* _REQUIREMENTS_:
The records that follow are to be transcribed in full, without their images.

* _SOURCE DATA_:
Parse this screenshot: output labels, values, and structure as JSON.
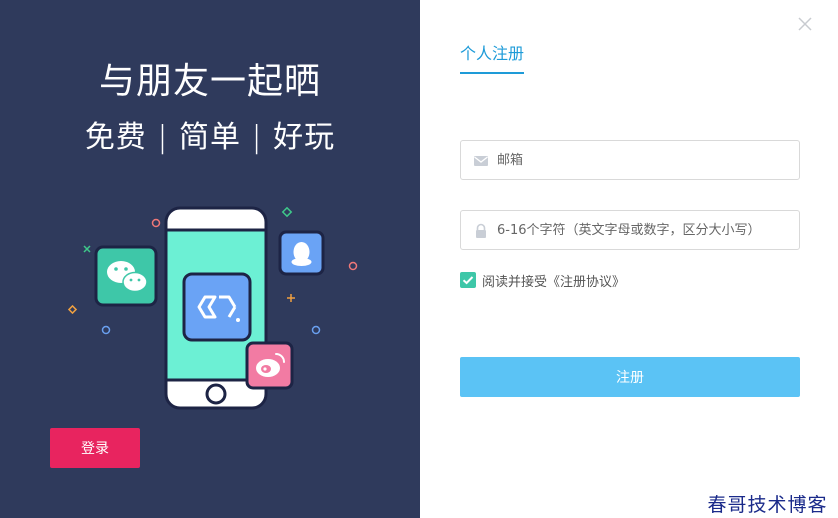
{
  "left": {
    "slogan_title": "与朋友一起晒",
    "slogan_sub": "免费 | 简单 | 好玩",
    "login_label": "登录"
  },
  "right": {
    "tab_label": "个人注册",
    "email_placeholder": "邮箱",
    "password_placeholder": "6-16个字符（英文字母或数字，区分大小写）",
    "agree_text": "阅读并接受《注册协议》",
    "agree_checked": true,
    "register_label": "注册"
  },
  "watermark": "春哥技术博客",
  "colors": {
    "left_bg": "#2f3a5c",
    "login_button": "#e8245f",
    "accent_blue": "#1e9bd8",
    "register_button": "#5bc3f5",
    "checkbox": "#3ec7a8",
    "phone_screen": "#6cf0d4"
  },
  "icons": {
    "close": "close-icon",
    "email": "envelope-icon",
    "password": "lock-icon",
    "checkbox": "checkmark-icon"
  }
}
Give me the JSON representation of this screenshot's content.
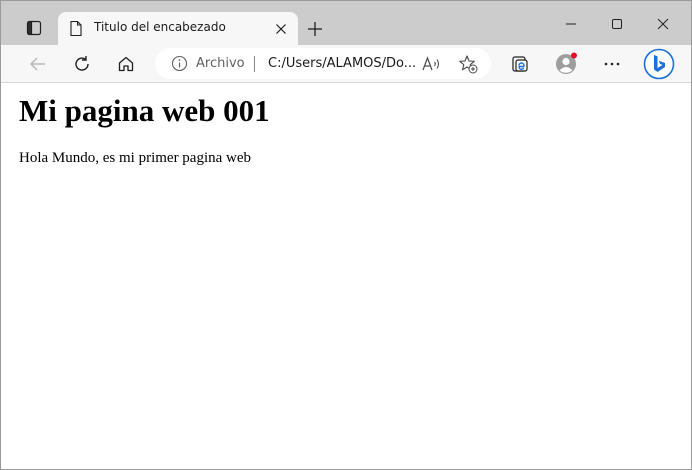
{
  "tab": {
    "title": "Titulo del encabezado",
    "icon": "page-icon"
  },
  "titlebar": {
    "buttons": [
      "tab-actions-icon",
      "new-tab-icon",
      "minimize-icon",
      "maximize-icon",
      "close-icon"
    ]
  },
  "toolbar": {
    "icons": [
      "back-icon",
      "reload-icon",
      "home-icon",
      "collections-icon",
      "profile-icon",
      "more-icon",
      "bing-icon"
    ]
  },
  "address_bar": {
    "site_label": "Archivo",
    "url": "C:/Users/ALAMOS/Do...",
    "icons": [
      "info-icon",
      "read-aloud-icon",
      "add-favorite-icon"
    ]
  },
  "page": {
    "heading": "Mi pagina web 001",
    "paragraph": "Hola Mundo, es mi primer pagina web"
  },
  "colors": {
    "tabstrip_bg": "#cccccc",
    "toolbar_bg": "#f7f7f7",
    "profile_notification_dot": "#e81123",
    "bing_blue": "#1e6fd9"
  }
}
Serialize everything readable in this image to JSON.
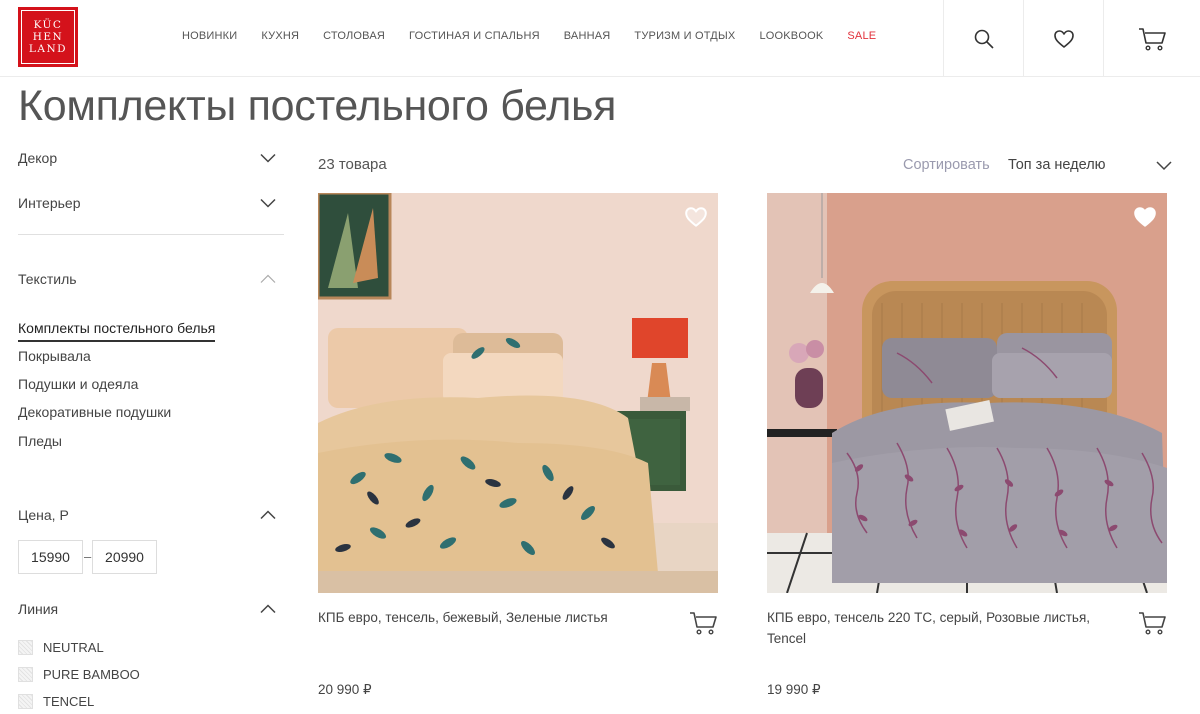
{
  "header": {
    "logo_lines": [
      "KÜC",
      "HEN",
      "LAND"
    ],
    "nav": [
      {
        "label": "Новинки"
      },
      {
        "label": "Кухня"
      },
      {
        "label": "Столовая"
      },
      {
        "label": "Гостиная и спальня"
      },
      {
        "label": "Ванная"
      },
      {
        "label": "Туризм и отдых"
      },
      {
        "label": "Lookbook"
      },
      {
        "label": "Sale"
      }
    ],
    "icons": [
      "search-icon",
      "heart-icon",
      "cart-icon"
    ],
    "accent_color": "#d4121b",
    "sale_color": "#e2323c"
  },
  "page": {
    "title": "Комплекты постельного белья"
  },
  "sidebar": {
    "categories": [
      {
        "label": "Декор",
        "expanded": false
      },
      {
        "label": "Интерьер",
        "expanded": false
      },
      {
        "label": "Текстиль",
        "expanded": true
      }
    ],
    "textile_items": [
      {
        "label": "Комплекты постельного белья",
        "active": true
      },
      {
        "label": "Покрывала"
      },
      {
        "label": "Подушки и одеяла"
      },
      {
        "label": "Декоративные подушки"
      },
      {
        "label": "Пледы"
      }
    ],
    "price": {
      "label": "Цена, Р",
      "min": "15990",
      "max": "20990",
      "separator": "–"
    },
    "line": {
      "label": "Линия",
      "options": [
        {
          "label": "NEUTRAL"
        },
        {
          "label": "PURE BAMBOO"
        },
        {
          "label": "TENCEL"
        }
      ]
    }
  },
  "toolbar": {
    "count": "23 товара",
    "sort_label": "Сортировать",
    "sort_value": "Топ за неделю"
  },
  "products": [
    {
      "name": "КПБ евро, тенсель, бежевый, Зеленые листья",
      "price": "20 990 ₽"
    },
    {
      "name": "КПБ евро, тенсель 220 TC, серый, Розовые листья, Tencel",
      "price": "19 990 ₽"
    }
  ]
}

* _FINAL ANSWER_:
Parse this screenshot: output labels, values, and structure as JSON.
{
  "left": {
    "slogan_title": "与朋友一起晒",
    "slogan_sub": "免费 | 简单 | 好玩",
    "login_label": "登录"
  },
  "right": {
    "tab_label": "个人注册",
    "email_placeholder": "邮箱",
    "password_placeholder": "6-16个字符（英文字母或数字，区分大小写）",
    "agree_text": "阅读并接受《注册协议》",
    "agree_checked": true,
    "register_label": "注册"
  },
  "watermark": "春哥技术博客",
  "colors": {
    "left_bg": "#2f3a5c",
    "login_button": "#e8245f",
    "accent_blue": "#1e9bd8",
    "register_button": "#5bc3f5",
    "checkbox": "#3ec7a8",
    "phone_screen": "#6cf0d4"
  },
  "icons": {
    "close": "close-icon",
    "email": "envelope-icon",
    "password": "lock-icon",
    "checkbox": "checkmark-icon"
  }
}
Give me the JSON representation of this screenshot's content.
{
  "tab": {
    "title": "Titulo del encabezado",
    "icon": "page-icon"
  },
  "titlebar": {
    "buttons": [
      "tab-actions-icon",
      "new-tab-icon",
      "minimize-icon",
      "maximize-icon",
      "close-icon"
    ]
  },
  "toolbar": {
    "icons": [
      "back-icon",
      "reload-icon",
      "home-icon",
      "collections-icon",
      "profile-icon",
      "more-icon",
      "bing-icon"
    ]
  },
  "address_bar": {
    "site_label": "Archivo",
    "url": "C:/Users/ALAMOS/Do...",
    "icons": [
      "info-icon",
      "read-aloud-icon",
      "add-favorite-icon"
    ]
  },
  "page": {
    "heading": "Mi pagina web 001",
    "paragraph": "Hola Mundo, es mi primer pagina web"
  },
  "colors": {
    "tabstrip_bg": "#cccccc",
    "toolbar_bg": "#f7f7f7",
    "profile_notification_dot": "#e81123",
    "bing_blue": "#1e6fd9"
  }
}
Serialize everything readable in this image to JSON.
{
  "header": {
    "logo_lines": [
      "KÜC",
      "HEN",
      "LAND"
    ],
    "nav": [
      {
        "label": "Новинки"
      },
      {
        "label": "Кухня"
      },
      {
        "label": "Столовая"
      },
      {
        "label": "Гостиная и спальня"
      },
      {
        "label": "Ванная"
      },
      {
        "label": "Туризм и отдых"
      },
      {
        "label": "Lookbook"
      },
      {
        "label": "Sale"
      }
    ],
    "icons": [
      "search-icon",
      "heart-icon",
      "cart-icon"
    ],
    "accent_color": "#d4121b",
    "sale_color": "#e2323c"
  },
  "page": {
    "title": "Комплекты постельного белья"
  },
  "sidebar": {
    "categories": [
      {
        "label": "Декор",
        "expanded": false
      },
      {
        "label": "Интерьер",
        "expanded": false
      },
      {
        "label": "Текстиль",
        "expanded": true
      }
    ],
    "textile_items": [
      {
        "label": "Комплекты постельного белья",
        "active": true
      },
      {
        "label": "Покрывала"
      },
      {
        "label": "Подушки и одеяла"
      },
      {
        "label": "Декоративные подушки"
      },
      {
        "label": "Пледы"
      }
    ],
    "price": {
      "label": "Цена, Р",
      "min": "15990",
      "max": "20990",
      "separator": "–"
    },
    "line": {
      "label": "Линия",
      "options": [
        {
          "label": "NEUTRAL"
        },
        {
          "label": "PURE BAMBOO"
        },
        {
          "label": "TENCEL"
        }
      ]
    }
  },
  "toolbar": {
    "count": "23 товара",
    "sort_label": "Сортировать",
    "sort_value": "Топ за неделю"
  },
  "products": [
    {
      "name": "КПБ евро, тенсель, бежевый, Зеленые листья",
      "price": "20 990 ₽"
    },
    {
      "name": "КПБ евро, тенсель 220 TC, серый, Розовые листья, Tencel",
      "price": "19 990 ₽"
    }
  ]
}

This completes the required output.